-- Exercise brief --
State how many lines of the listing below include the word "heading". Give only the number.

--- start Data for processing ---

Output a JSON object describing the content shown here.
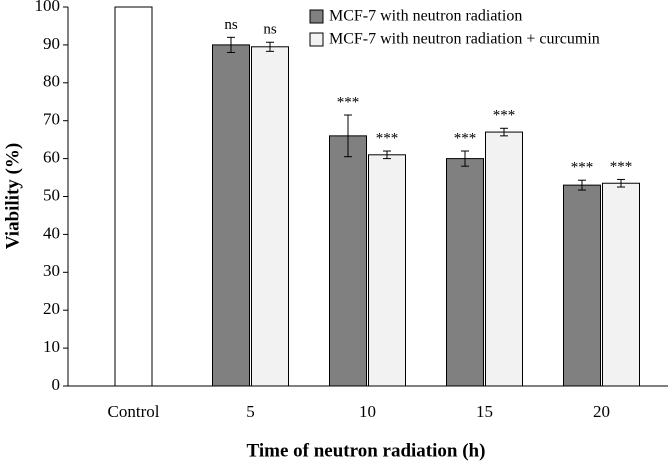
{
  "chart_data": {
    "type": "bar",
    "x_label": "Time of neutron radiation (h)",
    "y_label": "Viability (%)",
    "categories": [
      "Control",
      "5",
      "10",
      "15",
      "20"
    ],
    "control_value": 100,
    "control_color": "#ffffff",
    "series": [
      {
        "name": "MCF-7 with neutron radiation",
        "color": "#808080",
        "values": [
          null,
          90,
          66,
          60,
          53
        ],
        "errors": [
          null,
          2,
          5.5,
          2,
          1.3
        ],
        "annotations": [
          null,
          "ns",
          "***",
          "***",
          "***"
        ]
      },
      {
        "name": "MCF-7 with neutron radiation + curcumin",
        "color": "#f2f2f2",
        "values": [
          null,
          89.5,
          61,
          67,
          53.5
        ],
        "errors": [
          null,
          1.2,
          1,
          1,
          1
        ],
        "annotations": [
          null,
          "ns",
          "***",
          "***",
          "***"
        ]
      }
    ],
    "ylim": [
      0,
      100
    ],
    "yticks": [
      0,
      10,
      20,
      30,
      40,
      50,
      60,
      70,
      80,
      90,
      100
    ]
  }
}
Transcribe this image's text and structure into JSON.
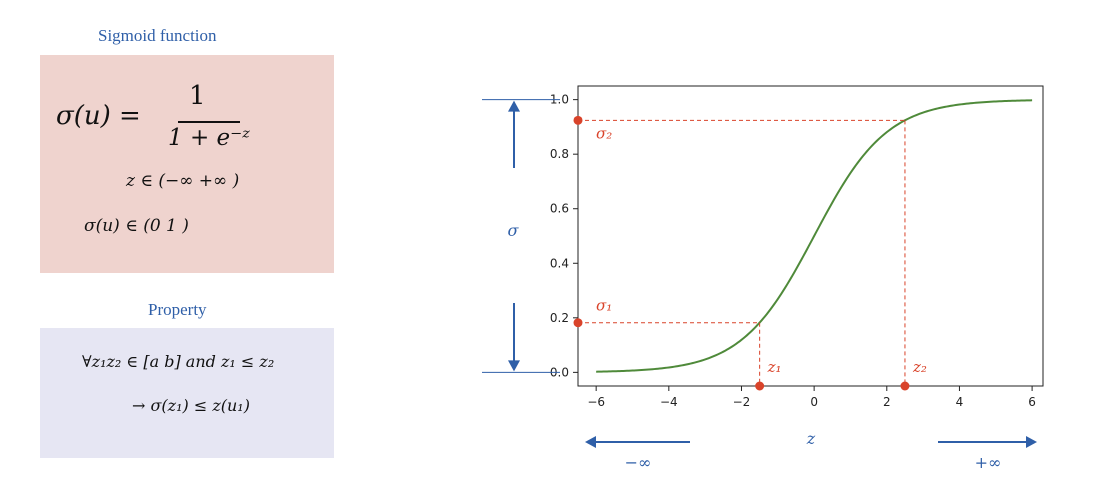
{
  "formula_card": {
    "heading": "Sigmoid function",
    "lhs": "σ(u) =",
    "numerator": "1",
    "denominator": "1 + e⁻ᶻ",
    "z_domain": "z ∈ (−∞   +∞ )",
    "sigma_range": "σ(u) ∈ (0   1 )"
  },
  "property_card": {
    "heading": "Property",
    "line1": "∀z₁z₂ ∈ [a  b] and z₁ ≤ z₂",
    "line2": "→ σ(z₁) ≤ z(u₁)"
  },
  "colors": {
    "curve": "#4f8a3a",
    "annotation": "#d9432a",
    "blue": "#2f5fa8"
  },
  "chart_data": {
    "type": "line",
    "function": "sigmoid",
    "x_range": [
      -6,
      6
    ],
    "xlim": [
      -6.5,
      6.3
    ],
    "ylim": [
      -0.05,
      1.05
    ],
    "xticks": [
      -6,
      -4,
      -2,
      0,
      2,
      4,
      6
    ],
    "yticks": [
      0.0,
      0.2,
      0.4,
      0.6,
      0.8,
      1.0
    ],
    "xtick_labels": [
      "−6",
      "−4",
      "−2",
      "0",
      "2",
      "4",
      "6"
    ],
    "ytick_labels": [
      "0.0",
      "0.2",
      "0.4",
      "0.6",
      "0.8",
      "1.0"
    ],
    "grid": false,
    "ylabel": "σ",
    "xlabel": "z",
    "annotations": [
      {
        "label_y": "σ₁",
        "label_x": "z₁",
        "x": -1.5,
        "y": 0.182
      },
      {
        "label_y": "σ₂",
        "label_x": "z₂",
        "x": 2.5,
        "y": 0.924
      }
    ],
    "left_arrow_label": "−∞",
    "right_arrow_label": "+∞"
  }
}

--- end Data for processing ---

-- Task solution --
2